[Data entries for graphics]
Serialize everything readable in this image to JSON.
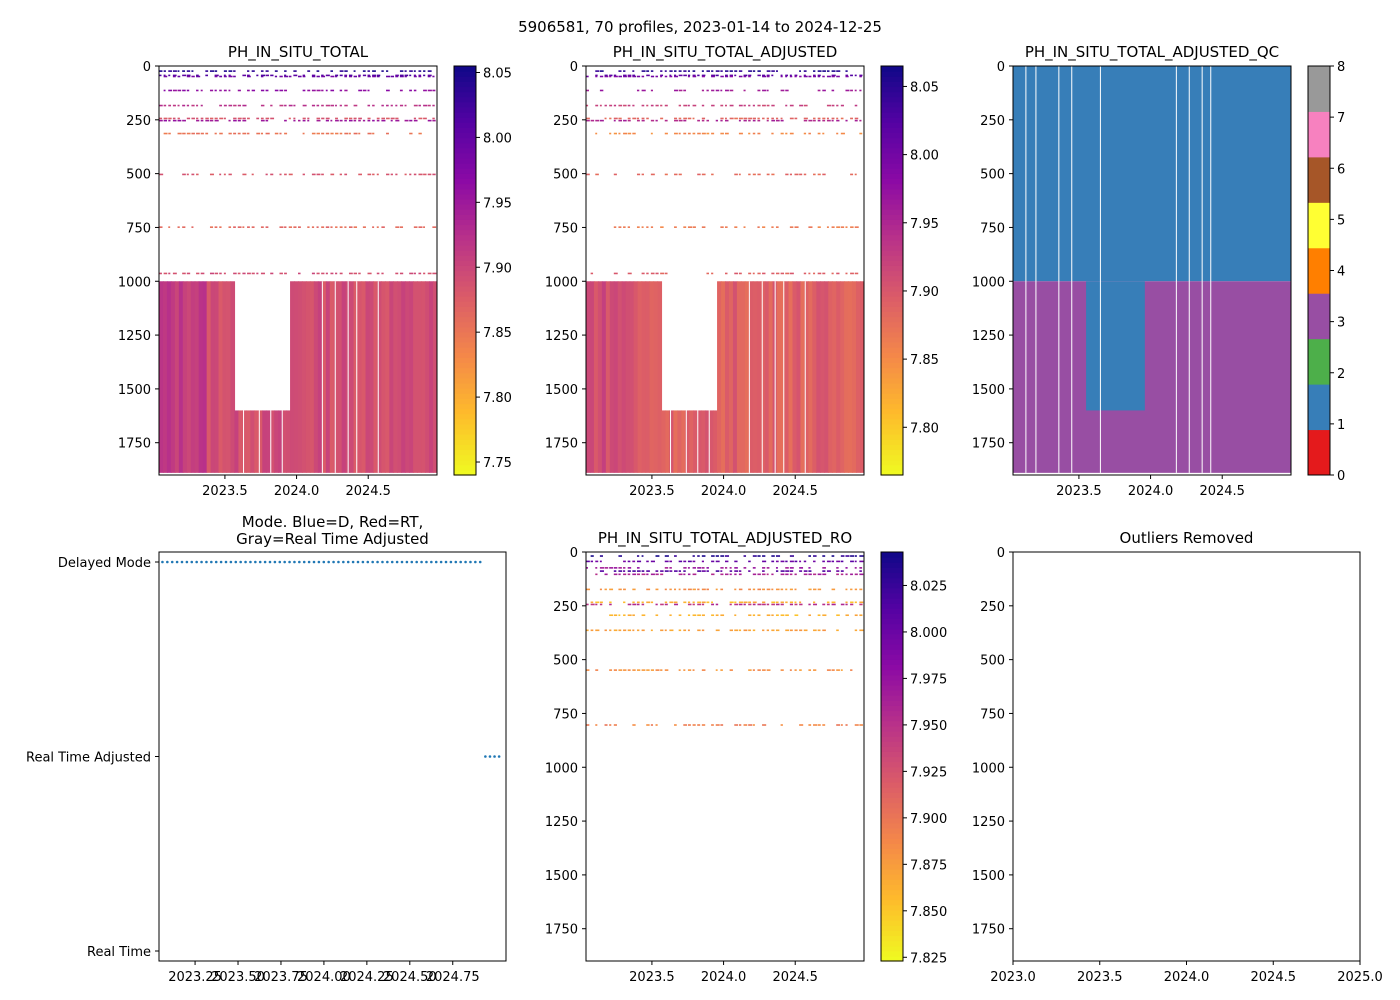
{
  "figure": {
    "suptitle": "5906581, 70 profiles, 2023-01-14 to 2024-12-25"
  },
  "chart_data": [
    {
      "id": "p1",
      "type": "heatmap",
      "title": "PH_IN_SITU_TOTAL",
      "xlabel": "",
      "ylabel": "",
      "xlim": [
        2023.04,
        2024.98
      ],
      "ylim": [
        1900,
        0
      ],
      "xticks": [
        2023.5,
        2024.0,
        2024.5
      ],
      "xtick_labels": [
        "2023.5",
        "2024.0",
        "2024.5"
      ],
      "yticks": [
        0,
        250,
        500,
        750,
        1000,
        1250,
        1500,
        1750
      ],
      "ytick_labels": [
        "0",
        "250",
        "500",
        "750",
        "1000",
        "1250",
        "1500",
        "1750"
      ],
      "colormap": "plasma_r",
      "colorbar": {
        "min": 7.74,
        "max": 8.055,
        "ticks": [
          7.75,
          7.8,
          7.85,
          7.9,
          7.95,
          8.0,
          8.05
        ],
        "tick_labels": [
          "7.75",
          "7.80",
          "7.85",
          "7.90",
          "7.95",
          "8.00",
          "8.05"
        ]
      },
      "deep_layer": {
        "top": 1000,
        "bottom": 1890,
        "value": 7.89
      },
      "deep_gap": {
        "x0": 2023.55,
        "x1": 2023.96,
        "bottom": 1600
      },
      "bands": [
        {
          "depth": 20,
          "value": 8.04
        },
        {
          "depth": 40,
          "value": 8.01
        },
        {
          "depth": 45,
          "value": 7.99
        },
        {
          "depth": 110,
          "value": 7.96
        },
        {
          "depth": 180,
          "value": 7.92
        },
        {
          "depth": 240,
          "value": 7.88
        },
        {
          "depth": 250,
          "value": 7.95
        },
        {
          "depth": 310,
          "value": 7.85
        },
        {
          "depth": 500,
          "value": 7.88
        },
        {
          "depth": 745,
          "value": 7.86
        },
        {
          "depth": 960,
          "value": 7.89
        }
      ]
    },
    {
      "id": "p2",
      "type": "heatmap",
      "title": "PH_IN_SITU_TOTAL_ADJUSTED",
      "xlabel": "",
      "ylabel": "",
      "xlim": [
        2023.04,
        2024.98
      ],
      "ylim": [
        1900,
        0
      ],
      "xticks": [
        2023.5,
        2024.0,
        2024.5
      ],
      "xtick_labels": [
        "2023.5",
        "2024.0",
        "2024.5"
      ],
      "yticks": [
        0,
        250,
        500,
        750,
        1000,
        1250,
        1500,
        1750
      ],
      "ytick_labels": [
        "0",
        "250",
        "500",
        "750",
        "1000",
        "1250",
        "1500",
        "1750"
      ],
      "colormap": "plasma_r",
      "colorbar": {
        "min": 7.765,
        "max": 8.065,
        "ticks": [
          7.8,
          7.85,
          7.9,
          7.95,
          8.0,
          8.05
        ],
        "tick_labels": [
          "7.80",
          "7.85",
          "7.90",
          "7.95",
          "8.00",
          "8.05"
        ]
      },
      "deep_layer": {
        "top": 1000,
        "bottom": 1890,
        "value": 7.89
      },
      "deep_gap": {
        "x0": 2023.55,
        "x1": 2023.96,
        "bottom": 1600
      },
      "bands": [
        {
          "depth": 20,
          "value": 8.05
        },
        {
          "depth": 40,
          "value": 8.02
        },
        {
          "depth": 45,
          "value": 7.99
        },
        {
          "depth": 110,
          "value": 7.96
        },
        {
          "depth": 180,
          "value": 7.92
        },
        {
          "depth": 240,
          "value": 7.88
        },
        {
          "depth": 250,
          "value": 7.95
        },
        {
          "depth": 310,
          "value": 7.85
        },
        {
          "depth": 500,
          "value": 7.88
        },
        {
          "depth": 745,
          "value": 7.86
        },
        {
          "depth": 960,
          "value": 7.89
        }
      ]
    },
    {
      "id": "p3",
      "type": "heatmap",
      "title": "PH_IN_SITU_TOTAL_ADJUSTED_QC",
      "xlabel": "",
      "ylabel": "",
      "xlim": [
        2023.04,
        2024.98
      ],
      "ylim": [
        1900,
        0
      ],
      "xticks": [
        2023.5,
        2024.0,
        2024.5
      ],
      "xtick_labels": [
        "2023.5",
        "2024.0",
        "2024.5"
      ],
      "yticks": [
        0,
        250,
        500,
        750,
        1000,
        1250,
        1500,
        1750
      ],
      "ytick_labels": [
        "0",
        "250",
        "500",
        "750",
        "1000",
        "1250",
        "1500",
        "1750"
      ],
      "qc_colors": [
        "#e41a1c",
        "#377eb8",
        "#4daf4a",
        "#984ea3",
        "#ff7f00",
        "#ffff33",
        "#a65628",
        "#f781bf",
        "#999999"
      ],
      "colorbar": {
        "min": 0,
        "max": 8,
        "ticks": [
          0,
          1,
          2,
          3,
          4,
          5,
          6,
          7,
          8
        ],
        "tick_labels": [
          "0",
          "1",
          "2",
          "3",
          "4",
          "5",
          "6",
          "7",
          "8"
        ]
      },
      "regions": [
        {
          "x0": 2023.04,
          "x1": 2024.98,
          "top": 0,
          "bottom": 1000,
          "qc": 1
        },
        {
          "x0": 2023.04,
          "x1": 2024.98,
          "top": 1000,
          "bottom": 1890,
          "qc": 3
        },
        {
          "x0": 2023.55,
          "x1": 2023.96,
          "top": 1000,
          "bottom": 1600,
          "qc": 1
        }
      ]
    },
    {
      "id": "p4",
      "type": "scatter",
      "title": "Mode. Blue=D, Red=RT,\nGray=Real Time Adjusted",
      "title_lines": [
        "Mode. Blue=D, Red=RT,",
        "Gray=Real Time Adjusted"
      ],
      "xlabel": "",
      "ylabel": "",
      "xlim": [
        2023.04,
        2025.06
      ],
      "ylim": [
        0,
        2
      ],
      "xticks": [
        2023.25,
        2023.5,
        2023.75,
        2024.0,
        2024.25,
        2024.5,
        2024.75
      ],
      "xtick_labels": [
        "2023.25",
        "2023.50",
        "2023.75",
        "2024.00",
        "2024.25",
        "2024.50",
        "2024.75"
      ],
      "yticks": [
        0,
        1,
        2
      ],
      "ytick_labels": [
        "Real Time",
        "Real Time Adjusted",
        "Delayed Mode"
      ],
      "series": [
        {
          "name": "Delayed Mode",
          "y": 2,
          "x_start": 2023.06,
          "x_end": 2024.91,
          "count": 66,
          "color": "#1f77b4"
        },
        {
          "name": "Real Time Adjusted",
          "y": 1,
          "x_start": 2024.94,
          "x_end": 2025.02,
          "count": 4,
          "color": "#1f77b4"
        }
      ]
    },
    {
      "id": "p5",
      "type": "heatmap",
      "title": "PH_IN_SITU_TOTAL_ADJUSTED_RO",
      "xlabel": "",
      "ylabel": "",
      "xlim": [
        2023.04,
        2024.98
      ],
      "ylim": [
        1900,
        0
      ],
      "xticks": [
        2023.5,
        2024.0,
        2024.5
      ],
      "xtick_labels": [
        "2023.5",
        "2024.0",
        "2024.5"
      ],
      "yticks": [
        0,
        250,
        500,
        750,
        1000,
        1250,
        1500,
        1750
      ],
      "ytick_labels": [
        "0",
        "250",
        "500",
        "750",
        "1000",
        "1250",
        "1500",
        "1750"
      ],
      "colormap": "plasma_r",
      "colorbar": {
        "min": 7.823,
        "max": 8.043,
        "ticks": [
          7.825,
          7.85,
          7.875,
          7.9,
          7.925,
          7.95,
          7.975,
          8.0,
          8.025
        ],
        "tick_labels": [
          "7.825",
          "7.850",
          "7.875",
          "7.900",
          "7.925",
          "7.950",
          "7.975",
          "8.000",
          "8.025"
        ]
      },
      "bands": [
        {
          "depth": 15,
          "value": 8.03
        },
        {
          "depth": 40,
          "value": 8.0
        },
        {
          "depth": 70,
          "value": 7.97
        },
        {
          "depth": 85,
          "value": 8.01
        },
        {
          "depth": 100,
          "value": 7.96
        },
        {
          "depth": 170,
          "value": 7.88
        },
        {
          "depth": 230,
          "value": 7.86
        },
        {
          "depth": 240,
          "value": 7.95
        },
        {
          "depth": 290,
          "value": 7.86
        },
        {
          "depth": 360,
          "value": 7.87
        },
        {
          "depth": 545,
          "value": 7.88
        },
        {
          "depth": 800,
          "value": 7.89
        }
      ]
    },
    {
      "id": "p6",
      "type": "scatter",
      "title": "Outliers Removed",
      "xlabel": "",
      "ylabel": "",
      "xlim": [
        2023.0,
        2025.0
      ],
      "ylim": [
        1900,
        0
      ],
      "xticks": [
        2023.0,
        2023.5,
        2024.0,
        2024.5,
        2025.0
      ],
      "xtick_labels": [
        "2023.0",
        "2023.5",
        "2024.0",
        "2024.5",
        "2025.0"
      ],
      "yticks": [
        0,
        250,
        500,
        750,
        1000,
        1250,
        1500,
        1750
      ],
      "ytick_labels": [
        "0",
        "250",
        "500",
        "750",
        "1000",
        "1250",
        "1500",
        "1750"
      ],
      "series": []
    }
  ]
}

_Instructions for the task_:
Say how many lines in this listing hold the string "name", giving the count and nothing more.

_The solution_:
2